A chaque attentat, ceux de janvier comme les derniers de juin, la France ne cesse d’en appeler à la République et de reconsidérer son rapport aux étrangers. L’historien Patrick Weil vient de publier “Le Sens de la République” (Grasset) avec le journaliste Nicolas Truong. Un livre “qui dégonfle les paniques et les envolées sur une France qui n’aimerait pas l’autre”. Extraits de son interview dans Libération.
Concrètement, comment renforcer la cohésion nationale ?
La République, c’est d’abord rassembler sur ce que nous avons en commun, mais aussi faire sa place à la diversité, et la respecter. Cette approche peut s’appliquer partout, même aux cantines scolaires.
On peut y constituer la majorité des menus avec ce qui est commun à tous : légumes, fruits, poissons, œufs. Et de temps en temps, pour montrer la diversité de notre citoyenneté, offrir de la viande et la possibilité d’alternatives, halal, casher ou végétarienne. L’école montrerait ainsi son respect pour toutes les convictions, mais aussi que les choses que nous avons en commun sont plus nombreuses que nos différences. Pareil pour les jours fériés. Nous respectons 52 dimanches et 6 jours fériés issus de la tradition catholique, et 5 jours fériés strictement laïques. La commission Stasi, unanime, a proposé qu’un jour férié soit offert au choix de chacun. Le lundi de Pentecôte – dont on ne sait plus bien s’il est encore férié – pourrait être offert au choix avec l’Aïd, Kippour ou tout autre fête religieuse. Chaque salarié choisirait son jour au choix chaque année. Ce serait une reconnaissance de notre diversité spirituelle plus développée en métropole qu’en 1905 et assurer ainsi le caractère privé du choix de chacun.

Données de localisation des éléments
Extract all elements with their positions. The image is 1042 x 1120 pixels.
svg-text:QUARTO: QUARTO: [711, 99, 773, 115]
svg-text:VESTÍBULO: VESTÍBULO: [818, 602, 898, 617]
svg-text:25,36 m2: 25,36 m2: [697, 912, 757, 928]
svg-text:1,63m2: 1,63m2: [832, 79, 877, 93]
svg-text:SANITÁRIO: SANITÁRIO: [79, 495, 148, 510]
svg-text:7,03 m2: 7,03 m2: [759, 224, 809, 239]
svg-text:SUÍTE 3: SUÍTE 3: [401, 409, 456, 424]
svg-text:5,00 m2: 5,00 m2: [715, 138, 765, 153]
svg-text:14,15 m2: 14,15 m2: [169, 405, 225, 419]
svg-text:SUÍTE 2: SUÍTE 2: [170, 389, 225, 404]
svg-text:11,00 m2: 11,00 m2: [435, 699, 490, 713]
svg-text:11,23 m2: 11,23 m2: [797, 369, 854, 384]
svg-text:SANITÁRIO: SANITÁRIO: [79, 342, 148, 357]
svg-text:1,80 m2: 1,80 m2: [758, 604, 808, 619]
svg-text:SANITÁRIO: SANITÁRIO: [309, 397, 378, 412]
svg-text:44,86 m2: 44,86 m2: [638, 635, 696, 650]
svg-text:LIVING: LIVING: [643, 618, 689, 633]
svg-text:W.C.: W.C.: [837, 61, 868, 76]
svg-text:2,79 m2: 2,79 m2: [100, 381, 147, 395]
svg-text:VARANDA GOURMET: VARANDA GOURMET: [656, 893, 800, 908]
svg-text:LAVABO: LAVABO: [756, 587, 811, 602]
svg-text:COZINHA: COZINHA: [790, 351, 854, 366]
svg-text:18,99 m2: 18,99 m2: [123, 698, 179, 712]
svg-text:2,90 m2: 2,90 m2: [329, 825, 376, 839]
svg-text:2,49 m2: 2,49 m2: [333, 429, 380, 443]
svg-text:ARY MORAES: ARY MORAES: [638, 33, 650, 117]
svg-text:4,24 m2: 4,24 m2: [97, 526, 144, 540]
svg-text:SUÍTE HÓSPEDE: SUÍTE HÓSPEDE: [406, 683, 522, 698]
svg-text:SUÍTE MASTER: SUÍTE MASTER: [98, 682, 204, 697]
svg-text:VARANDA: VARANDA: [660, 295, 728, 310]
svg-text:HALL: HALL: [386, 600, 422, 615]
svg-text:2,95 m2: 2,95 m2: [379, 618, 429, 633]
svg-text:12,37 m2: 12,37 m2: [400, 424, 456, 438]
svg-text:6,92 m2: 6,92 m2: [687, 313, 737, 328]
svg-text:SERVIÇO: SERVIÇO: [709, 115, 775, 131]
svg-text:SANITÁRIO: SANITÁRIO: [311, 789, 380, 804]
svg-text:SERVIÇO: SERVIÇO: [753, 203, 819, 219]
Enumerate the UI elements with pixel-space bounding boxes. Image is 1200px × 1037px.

--

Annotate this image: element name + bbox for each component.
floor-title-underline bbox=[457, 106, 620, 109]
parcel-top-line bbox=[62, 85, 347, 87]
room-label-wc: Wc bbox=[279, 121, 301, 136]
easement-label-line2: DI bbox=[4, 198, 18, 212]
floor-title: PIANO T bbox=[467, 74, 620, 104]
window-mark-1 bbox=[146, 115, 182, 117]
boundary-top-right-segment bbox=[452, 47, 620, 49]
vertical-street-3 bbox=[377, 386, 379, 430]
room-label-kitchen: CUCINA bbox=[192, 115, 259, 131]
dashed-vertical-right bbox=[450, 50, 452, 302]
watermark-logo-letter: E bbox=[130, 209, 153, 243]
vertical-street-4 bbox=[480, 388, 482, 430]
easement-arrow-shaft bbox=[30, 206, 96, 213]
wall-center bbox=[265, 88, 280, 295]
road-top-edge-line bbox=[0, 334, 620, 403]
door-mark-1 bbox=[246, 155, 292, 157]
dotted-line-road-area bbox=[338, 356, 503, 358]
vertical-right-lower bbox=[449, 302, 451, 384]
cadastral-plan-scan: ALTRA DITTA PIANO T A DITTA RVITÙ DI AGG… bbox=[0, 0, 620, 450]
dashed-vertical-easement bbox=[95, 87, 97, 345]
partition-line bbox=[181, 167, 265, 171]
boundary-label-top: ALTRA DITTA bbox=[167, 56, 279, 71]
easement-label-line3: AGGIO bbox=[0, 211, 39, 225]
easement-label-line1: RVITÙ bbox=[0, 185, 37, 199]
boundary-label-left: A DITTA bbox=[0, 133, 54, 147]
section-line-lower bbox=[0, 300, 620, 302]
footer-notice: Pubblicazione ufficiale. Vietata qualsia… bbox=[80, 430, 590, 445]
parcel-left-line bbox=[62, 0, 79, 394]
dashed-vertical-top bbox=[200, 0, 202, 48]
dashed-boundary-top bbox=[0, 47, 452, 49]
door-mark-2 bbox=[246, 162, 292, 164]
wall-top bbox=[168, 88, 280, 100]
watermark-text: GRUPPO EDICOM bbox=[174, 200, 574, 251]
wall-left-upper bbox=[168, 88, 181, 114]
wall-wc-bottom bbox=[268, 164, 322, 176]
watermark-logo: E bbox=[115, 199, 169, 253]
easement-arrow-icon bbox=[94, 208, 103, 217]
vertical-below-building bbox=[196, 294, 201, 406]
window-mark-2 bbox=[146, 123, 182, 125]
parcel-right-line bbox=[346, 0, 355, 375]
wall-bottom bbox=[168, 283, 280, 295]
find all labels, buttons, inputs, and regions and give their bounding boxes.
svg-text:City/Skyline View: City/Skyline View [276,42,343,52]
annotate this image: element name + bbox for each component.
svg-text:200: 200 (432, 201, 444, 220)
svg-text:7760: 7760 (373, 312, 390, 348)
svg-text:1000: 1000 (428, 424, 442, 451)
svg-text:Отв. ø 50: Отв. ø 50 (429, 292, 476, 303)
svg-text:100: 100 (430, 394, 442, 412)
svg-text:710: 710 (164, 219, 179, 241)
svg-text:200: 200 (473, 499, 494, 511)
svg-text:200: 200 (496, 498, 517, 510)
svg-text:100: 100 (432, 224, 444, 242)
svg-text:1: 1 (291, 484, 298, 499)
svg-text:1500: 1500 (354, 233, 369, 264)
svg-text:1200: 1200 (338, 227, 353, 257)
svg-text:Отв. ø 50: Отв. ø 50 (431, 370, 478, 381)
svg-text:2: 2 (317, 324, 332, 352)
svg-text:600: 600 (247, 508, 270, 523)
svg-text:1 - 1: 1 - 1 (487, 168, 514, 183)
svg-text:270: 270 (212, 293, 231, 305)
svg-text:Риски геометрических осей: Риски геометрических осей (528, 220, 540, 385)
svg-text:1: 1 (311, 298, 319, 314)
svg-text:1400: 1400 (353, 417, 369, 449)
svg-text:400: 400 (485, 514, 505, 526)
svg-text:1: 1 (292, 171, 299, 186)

▶ **Défi A**
Répondez à ces questions sur l'extrait d'entretien avec Patrick Weil :
(i) Avec quel journaliste a-t-il publié « Le Sens de la République » ?
(ii) Combien de jours fériés strictement laïques la France respecte-t-elle ?
(iii) Quelle commission a proposé à l'unanimité qu'un jour férié soit offert au choix de chacun ?
▶ **Défi B**
Dans l'extrait d'entretien avec Patrick Weil, quels aliments communs à tous pourraient composer la majorité des menus des cantines scolaires ? Citez-les tous.
▶ **Défi C**
Poursuivez l'extrait d'entretien avec Patrick Weil sur la cohésion nationale après sa dernière phrase.

▶ **Réponse attendue A**
(i) Nicolas Truong.
(ii) 5.
(iii) La commission Stasi.

▶ **Réponse attendue B**
Légumes, fruits, poissons, œufs.

▶ **Réponse attendue C**
Vous dites qu’en France, il n’y a pas d’insécurité culturelle mais une «insécurité historique».
Qu’entendez-vous par là ?
Si des Français se sentent en «insécurité» face à un compatriote de couleur, c’est parce que leur référent historique ne les a jamais inclus. Il n’inclut pas les Antilles, l’Algérie ou le Mali, alors qu’ils font partie de l’histoire de France. Nous avons en commun une histoire qu’il nous faut partager, que ce soit dans les manuels scolaires ou dans la manière dont nous nous ressentons comme peuple.
Il faut donc un nouveau «grand roman national» ?
Justement pas un «roman national», qui sous-entendrait une invention, mais un récit national qui ne soit pas «métropolitanocentré» […]
Est-ce que cela suffira à refonder la cohésion républicaine ?
A donner au moins un sens, une direction à la République à l’inverse d’un vivre-ensemble, d’une coexistence minimaliste. Construire et ressentir un projet commun n’implique pas le refus des liens affectifs extérieurs.
Prenez le conflit israélo-palestinien. Les politiques ne cessent de répéter : «Il ne faut pas importer le conflit !» Et cela ne marche pas. Pourquoi ? Il se trouve que la France est le seul pays au monde, avec la région Israël-Palestine, où vivent ensemble juifs et musulmans arabes. Mais, ici, non séparés et dans un espace laïque.
Certains de nos compatriotes ressentent une forte et ancienne solidarité avec les Palestiniens ou avec Israël. Alors, au lieu de dire «N’importons pas !», faisons l’inverse ! Faisons de la France un lieu où Israéliens et Palestiniens pourraient se retrouver avec nous pour discuter, échanger et progresser vers la paix ! Ne nous contentons pas de coexister, répondons quand nous le pouvons à la vocation universelle de la France !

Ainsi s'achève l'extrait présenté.